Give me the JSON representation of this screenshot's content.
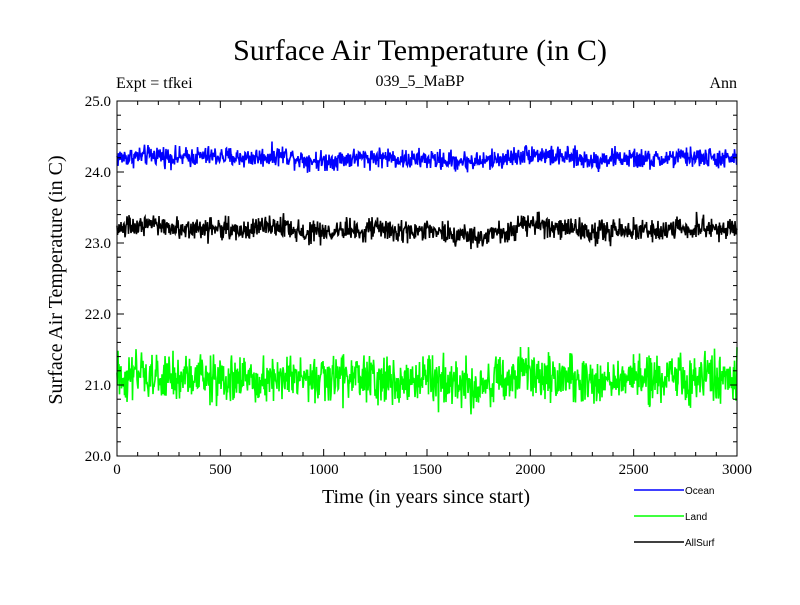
{
  "chart_data": {
    "type": "line",
    "title": "Surface Air Temperature (in C)",
    "subtitle": "039_5_MaBP",
    "left_note": "Expt = tfkei",
    "right_note": "Ann",
    "xlabel": "Time (in years since start)",
    "ylabel": "Surface Air Temperature (in C)",
    "xlim": [
      0,
      3000
    ],
    "ylim": [
      20.0,
      25.0
    ],
    "x_ticks": [
      0,
      500,
      1000,
      1500,
      2000,
      2500,
      3000
    ],
    "x_tick_labels": [
      "0",
      "500",
      "1000",
      "1500",
      "2000",
      "2500",
      "3000"
    ],
    "y_ticks": [
      20.0,
      21.0,
      22.0,
      23.0,
      24.0,
      25.0
    ],
    "y_tick_labels": [
      "20.0",
      "21.0",
      "22.0",
      "23.0",
      "24.0",
      "25.0"
    ],
    "grid": false,
    "legend_position": "bottom-right",
    "series": [
      {
        "name": "Ocean",
        "color": "#0000ff",
        "x": [
          0,
          100,
          200,
          300,
          400,
          500,
          600,
          700,
          800,
          900,
          1000,
          1100,
          1200,
          1300,
          1400,
          1500,
          1600,
          1700,
          1800,
          1900,
          2000,
          2100,
          2200,
          2300,
          2400,
          2500,
          2600,
          2700,
          2800,
          2900,
          3000
        ],
        "values": [
          24.2,
          24.22,
          24.24,
          24.2,
          24.22,
          24.22,
          24.2,
          24.21,
          24.24,
          24.18,
          24.15,
          24.19,
          24.2,
          24.21,
          24.17,
          24.18,
          24.16,
          24.15,
          24.16,
          24.2,
          24.26,
          24.22,
          24.2,
          24.16,
          24.2,
          24.18,
          24.17,
          24.2,
          24.21,
          24.19,
          24.18
        ]
      },
      {
        "name": "Land",
        "color": "#00ff00",
        "x": [
          0,
          100,
          200,
          300,
          400,
          500,
          600,
          700,
          800,
          900,
          1000,
          1100,
          1200,
          1300,
          1400,
          1500,
          1600,
          1700,
          1800,
          1900,
          2000,
          2100,
          2200,
          2300,
          2400,
          2500,
          2600,
          2700,
          2800,
          2900,
          3000
        ],
        "values": [
          21.1,
          21.12,
          21.08,
          21.1,
          21.11,
          21.05,
          21.08,
          21.1,
          21.12,
          21.06,
          21.08,
          21.12,
          21.1,
          21.06,
          21.05,
          21.08,
          21.04,
          21.0,
          21.03,
          21.08,
          21.15,
          21.12,
          21.1,
          21.03,
          21.1,
          21.12,
          21.08,
          21.1,
          21.12,
          21.1,
          21.08
        ]
      },
      {
        "name": "AllSurf",
        "color": "#000000",
        "x": [
          0,
          100,
          200,
          300,
          400,
          500,
          600,
          700,
          800,
          900,
          1000,
          1100,
          1200,
          1300,
          1400,
          1500,
          1600,
          1700,
          1800,
          1900,
          2000,
          2100,
          2200,
          2300,
          2400,
          2500,
          2600,
          2700,
          2800,
          2900,
          3000
        ],
        "values": [
          23.2,
          23.23,
          23.25,
          23.2,
          23.22,
          23.2,
          23.18,
          23.2,
          23.24,
          23.15,
          23.13,
          23.18,
          23.2,
          23.2,
          23.15,
          23.15,
          23.13,
          23.1,
          23.13,
          23.18,
          23.26,
          23.22,
          23.2,
          23.13,
          23.18,
          23.18,
          23.16,
          23.2,
          23.22,
          23.2,
          23.17
        ]
      }
    ],
    "legend_order": [
      "Ocean",
      "Land",
      "AllSurf"
    ]
  }
}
· · · ·
*WHAT YOU WILL DO:* Work through the records line by line and tally those with the word "color". Report only the total.

*WRITTEN RESPONSE:* 3